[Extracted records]

---+---

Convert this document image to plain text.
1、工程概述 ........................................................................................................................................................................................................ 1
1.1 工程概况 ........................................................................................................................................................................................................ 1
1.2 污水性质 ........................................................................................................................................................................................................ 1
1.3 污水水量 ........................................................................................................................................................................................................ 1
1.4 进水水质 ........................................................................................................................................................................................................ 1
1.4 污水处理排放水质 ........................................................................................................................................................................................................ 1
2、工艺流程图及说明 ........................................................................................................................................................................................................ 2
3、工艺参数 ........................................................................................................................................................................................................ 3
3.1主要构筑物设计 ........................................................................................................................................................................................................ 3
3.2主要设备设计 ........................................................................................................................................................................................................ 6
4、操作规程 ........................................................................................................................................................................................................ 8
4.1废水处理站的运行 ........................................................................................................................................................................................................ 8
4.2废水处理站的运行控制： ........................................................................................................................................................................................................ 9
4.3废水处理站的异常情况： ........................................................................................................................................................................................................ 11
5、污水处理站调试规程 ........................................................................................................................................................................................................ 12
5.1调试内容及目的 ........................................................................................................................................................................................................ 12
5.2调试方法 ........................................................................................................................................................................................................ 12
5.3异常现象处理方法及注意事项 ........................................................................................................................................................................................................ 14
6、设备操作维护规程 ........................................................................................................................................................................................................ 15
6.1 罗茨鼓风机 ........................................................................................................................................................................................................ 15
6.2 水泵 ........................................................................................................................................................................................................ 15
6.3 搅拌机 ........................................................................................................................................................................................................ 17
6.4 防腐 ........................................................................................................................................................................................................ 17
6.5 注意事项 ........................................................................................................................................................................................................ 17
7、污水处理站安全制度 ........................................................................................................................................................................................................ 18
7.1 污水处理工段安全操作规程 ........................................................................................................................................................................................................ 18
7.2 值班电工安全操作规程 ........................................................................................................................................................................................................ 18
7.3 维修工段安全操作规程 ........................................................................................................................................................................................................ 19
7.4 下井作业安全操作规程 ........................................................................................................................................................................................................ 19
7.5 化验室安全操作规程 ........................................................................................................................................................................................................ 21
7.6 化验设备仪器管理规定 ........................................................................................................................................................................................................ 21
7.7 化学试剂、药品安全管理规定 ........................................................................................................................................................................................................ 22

---+---

* Exercise: Make an exact copy of every entry.

* Answer for the task:
Convert this document image to plain text.
1、工程概述 ........................................................................................................................................................................................................ 1
1.1 工程概况 ........................................................................................................................................................................................................ 1
1.2 污水性质 ........................................................................................................................................................................................................ 1
1.3 污水水量 ........................................................................................................................................................................................................ 1
1.4 进水水质 ........................................................................................................................................................................................................ 1
1.4 污水处理排放水质 ........................................................................................................................................................................................................ 1
2、工艺流程图及说明 ........................................................................................................................................................................................................ 2
3、工艺参数 ........................................................................................................................................................................................................ 3
3.1主要构筑物设计 ........................................................................................................................................................................................................ 3
3.2主要设备设计 ........................................................................................................................................................................................................ 6
4、操作规程 ........................................................................................................................................................................................................ 8
4.1废水处理站的运行 ........................................................................................................................................................................................................ 8
4.2废水处理站的运行控制： ........................................................................................................................................................................................................ 9
4.3废水处理站的异常情况： ........................................................................................................................................................................................................ 11
5、污水处理站调试规程 ........................................................................................................................................................................................................ 12
5.1调试内容及目的 ........................................................................................................................................................................................................ 12
5.2调试方法 ........................................................................................................................................................................................................ 12
5.3异常现象处理方法及注意事项 ........................................................................................................................................................................................................ 14
6、设备操作维护规程 ........................................................................................................................................................................................................ 15
6.1 罗茨鼓风机 ........................................................................................................................................................................................................ 15
6.2 水泵 ........................................................................................................................................................................................................ 15
6.3 搅拌机 ........................................................................................................................................................................................................ 17
6.4 防腐 ........................................................................................................................................................................................................ 17
6.5 注意事项 ........................................................................................................................................................................................................ 17
7、污水处理站安全制度 ........................................................................................................................................................................................................ 18
7.1 污水处理工段安全操作规程 ........................................................................................................................................................................................................ 18
7.2 值班电工安全操作规程 ........................................................................................................................................................................................................ 18
7.3 维修工段安全操作规程 ........................................................................................................................................................................................................ 19
7.4 下井作业安全操作规程 ........................................................................................................................................................................................................ 19
7.5 化验室安全操作规程 ........................................................................................................................................................................................................ 21
7.6 化验设备仪器管理规定 ........................................................................................................................................................................................................ 21
7.7 化学试剂、药品安全管理规定 ........................................................................................................................................................................................................ 22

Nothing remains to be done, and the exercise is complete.